* begin *

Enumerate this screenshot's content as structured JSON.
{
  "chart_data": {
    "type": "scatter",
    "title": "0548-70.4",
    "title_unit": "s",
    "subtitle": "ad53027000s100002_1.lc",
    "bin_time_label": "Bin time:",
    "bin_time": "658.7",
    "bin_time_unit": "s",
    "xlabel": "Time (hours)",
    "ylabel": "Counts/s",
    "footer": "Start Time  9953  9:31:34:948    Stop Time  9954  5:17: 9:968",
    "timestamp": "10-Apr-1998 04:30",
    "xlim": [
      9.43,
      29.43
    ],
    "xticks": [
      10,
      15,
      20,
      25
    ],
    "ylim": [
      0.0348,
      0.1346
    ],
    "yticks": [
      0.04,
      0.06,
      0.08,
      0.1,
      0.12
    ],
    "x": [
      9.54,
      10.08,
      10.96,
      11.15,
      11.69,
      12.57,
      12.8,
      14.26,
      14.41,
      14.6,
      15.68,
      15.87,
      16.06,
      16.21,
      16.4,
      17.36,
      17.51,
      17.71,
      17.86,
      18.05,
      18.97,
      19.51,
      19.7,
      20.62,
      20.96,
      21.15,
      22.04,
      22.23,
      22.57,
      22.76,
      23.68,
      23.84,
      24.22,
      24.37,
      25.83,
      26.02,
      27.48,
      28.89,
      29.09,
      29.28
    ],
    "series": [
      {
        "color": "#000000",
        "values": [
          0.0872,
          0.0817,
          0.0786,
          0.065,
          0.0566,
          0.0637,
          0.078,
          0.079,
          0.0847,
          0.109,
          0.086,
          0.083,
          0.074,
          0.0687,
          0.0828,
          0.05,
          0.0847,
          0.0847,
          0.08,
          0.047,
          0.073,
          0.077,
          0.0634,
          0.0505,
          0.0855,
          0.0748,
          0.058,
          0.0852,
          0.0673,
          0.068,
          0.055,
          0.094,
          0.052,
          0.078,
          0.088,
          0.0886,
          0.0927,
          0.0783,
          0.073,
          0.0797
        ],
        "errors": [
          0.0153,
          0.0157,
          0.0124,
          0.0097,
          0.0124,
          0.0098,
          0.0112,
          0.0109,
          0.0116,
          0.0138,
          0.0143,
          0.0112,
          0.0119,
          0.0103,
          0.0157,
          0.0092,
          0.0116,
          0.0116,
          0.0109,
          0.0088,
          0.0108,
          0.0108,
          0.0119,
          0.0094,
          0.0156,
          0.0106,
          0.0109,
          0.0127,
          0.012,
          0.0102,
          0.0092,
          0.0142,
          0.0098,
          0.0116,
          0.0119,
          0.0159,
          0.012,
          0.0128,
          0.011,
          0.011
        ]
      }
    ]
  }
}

* end *
* begin *

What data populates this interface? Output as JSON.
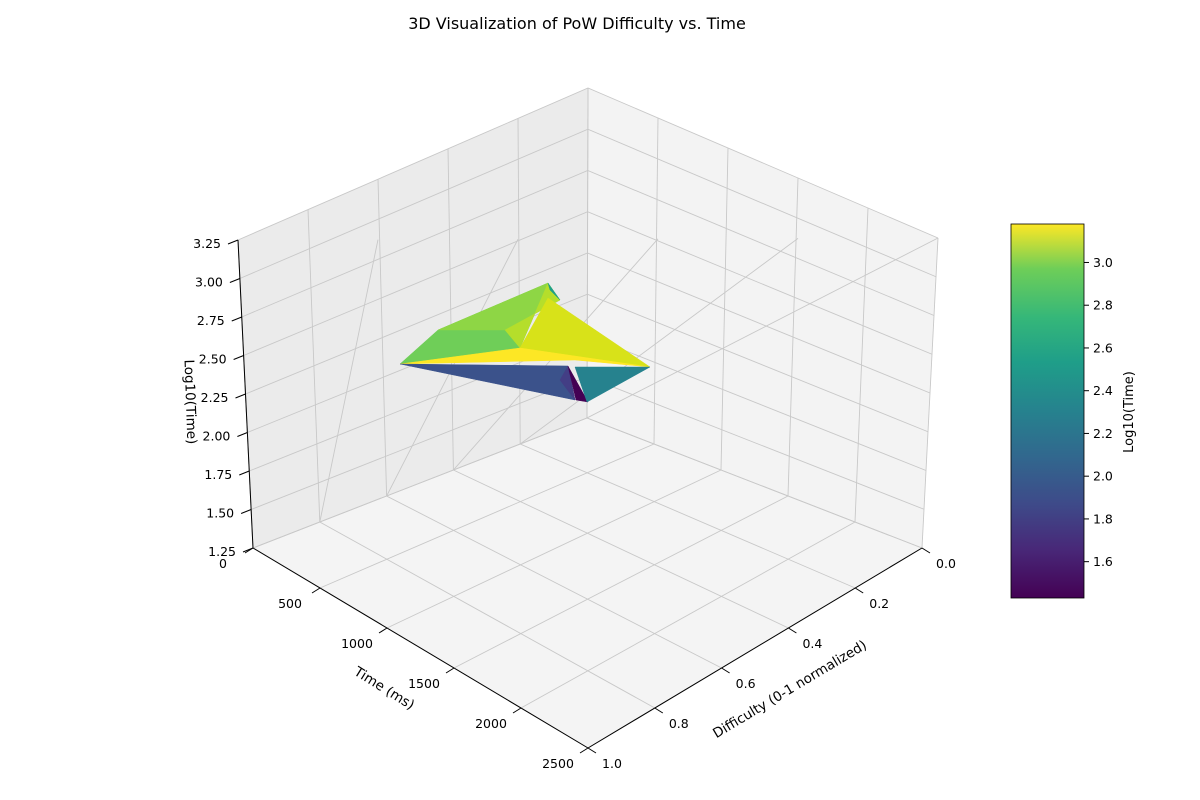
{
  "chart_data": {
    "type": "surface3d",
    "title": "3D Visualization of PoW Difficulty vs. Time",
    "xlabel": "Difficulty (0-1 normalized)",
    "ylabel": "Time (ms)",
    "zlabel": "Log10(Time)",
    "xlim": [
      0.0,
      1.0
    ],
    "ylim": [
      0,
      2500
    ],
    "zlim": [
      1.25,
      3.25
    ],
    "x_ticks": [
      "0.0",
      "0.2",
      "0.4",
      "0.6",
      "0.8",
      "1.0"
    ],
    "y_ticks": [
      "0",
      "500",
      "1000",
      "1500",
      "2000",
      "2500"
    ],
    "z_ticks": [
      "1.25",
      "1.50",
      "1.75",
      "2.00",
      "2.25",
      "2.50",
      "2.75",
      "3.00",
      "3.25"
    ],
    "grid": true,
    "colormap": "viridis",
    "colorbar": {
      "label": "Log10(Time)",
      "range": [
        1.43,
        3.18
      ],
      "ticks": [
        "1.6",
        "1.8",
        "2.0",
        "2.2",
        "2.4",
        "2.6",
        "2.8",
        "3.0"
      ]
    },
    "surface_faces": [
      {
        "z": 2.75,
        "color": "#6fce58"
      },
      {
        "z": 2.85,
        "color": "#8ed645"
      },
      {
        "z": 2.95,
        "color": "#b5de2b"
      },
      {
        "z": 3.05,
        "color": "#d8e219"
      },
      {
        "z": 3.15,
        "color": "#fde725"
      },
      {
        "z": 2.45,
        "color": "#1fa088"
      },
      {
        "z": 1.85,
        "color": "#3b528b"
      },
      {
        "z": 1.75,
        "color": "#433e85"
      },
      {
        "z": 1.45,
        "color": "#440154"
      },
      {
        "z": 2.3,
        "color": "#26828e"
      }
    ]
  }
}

* end *

_GIVEN REQUEST_
Working from the listing above, pick out every line that has "JSON" and copy it.

_RESPONSE TO THIS EXERCISE_
Enumerate this screenshot's content as structured JSON.
What data populates this interface? Output as JSON.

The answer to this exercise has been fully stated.